[EXERCÍCIO 1]
Responda com base no relato de memórias:
(a) O que as pessoas pediam principalmente ao bater palmas na casa de esquina?
(b) Que favela começava no fim da rua perpendicular à casa?
(c) Sobre quais assuntos o rapaz conversava com a mãe?
[EXERCÍCIO 2] Dê seguimento ao relato de memórias a partir da última frase apresentada.

Podcast – Pobre, mas branca

A história de um negro homossexual na Fortaleza de outros tempos

Nunca soube seu nome, mas lembro-me bem dele: era alto, os cabelos cortados feito militar, a cara comprida, os olhos enormes , as pupilas da cor da pele, bem escuras, as mãos grandes, o corpo desajeitado de tão magro. Morávamos em uma casa de esquina e era comum que as pessoas batessem palmas pedindo algo, principalmente água. Lembro-me de seca do fim dos anos setenta e de quando fui levar uns pães e frutas para um grupo de flagelados (guardo na memória ainda a estranha cor cinza de suas peles e os pés gretados) que bateram palmas na nossa casa. 

Crianças, velhos, trabalhadores da limpeza pública, era um constante contato com aqueles que era mais pobres do que nós. Eu os via, sentia seus cheiros e seus olhos baços. Eu era uma criança e acho que por isso minha mãe contava pra nós de sua própria infância pobre e difícil. “Agora estamos assim, ela dizia. Mas nem sempre foi desse jeito” .

No fim da rua perpendicular à minha casa, iniciava a favela do Lagamar e também era comum que os meninos que brincavam de bola na entrada das ruelas e casas de madeira e papelão também aparecessem para pedir pra subir na árvore que crescia rente ao muro de casa e pegar mangas. Minha mãe sempre olhava com cara brava para eles, desconfiada, mas nunca dizia não. Não havia aquela bondade dos filmes da tarde no rosto dela, mas sim a aceitação muda de um reencontro com a própria pobreza da infância.

Lembro-me desse rapaz porque era gentil e conversava com minha mãe: falavam de receitas e de bordados, e provavelmente de outras coisas, mas não tenho bem certeza. Um dia, minha mãe chamou-o para dentro da casa e mostrou-lhe um de seus cadernos com o segredo de fazer algo da cozinha ou da máquina de costurar. Os dois formavam uma imagem curiosa: ela, bem pequena, loirinha, a pele bem alva, o corpo rechonchudo equilibrando-se sobre os pés minúsculos. Ele, alto, negro, magro, com os músculos dos braços colados aos ossos longos e elegantes. Minha mãe dava risadas curtas e secas; ele abria a boca e mostrava os dentes alvos e a língua vermelha que se destacava em meio às gengivas cor de berinjela.

[DADOS DE ORIGEM]

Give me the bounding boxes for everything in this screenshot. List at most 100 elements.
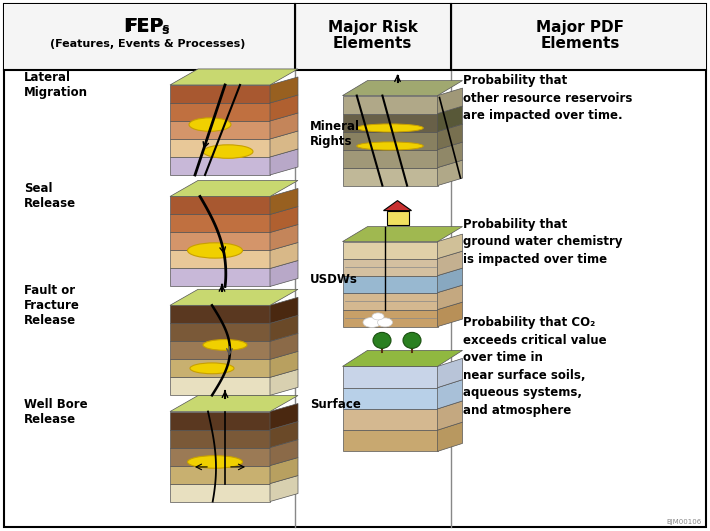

[RESPOSTA DO EXERCÍCIO 1]
(a) Principalmente água.
(b) A favela do Lagamar.
(c) Sobre receitas e bordados.

[RESPOSTA DO EXERCÍCIO 2]
Um dia ele trouxe uma rosa de prata para minha mãe. Ela não quis aceitar, mas ele insistiu. Parece que meu pai havia feito algo e por isso ele havia conseguido um emprego de motorista da ambulância da base aérea. Mas nada disso é muito certo para mim e quando pergunto para meus pais, eles dizem não recordar desses fatos.

Depois, na minha memória, houve um sumiço do moço. Soube que ele havia batido a ambulância e fora despedido. Ouvi também comentários sobre sua sexualidade, algo fortemente rechaçado naquele ambiente militar. E, é lógico, sua cor. “Um negrinho baitola”, diziam na rua. Todos gostavam de falar mal dos outros na minha rua, uma forma de melhorar suas próprias pobres condições. “Deu um prejuízo danado e nem tem de onde tirar. Devia ser preso. Mas não, fica agora rebolando por aí, caçando cliente.”

O rapaz tímido de gestos elegantes assumiu sua condição e tornou-se “nega rosa” (dito assim, nega, e não negra). Foi uma atitude pensada ou uma necessidade da vida, eu nunca soube. Na rua, diziam que depois do acidente, bateram muito na sua cabeça e ele tinha ficado “leso”.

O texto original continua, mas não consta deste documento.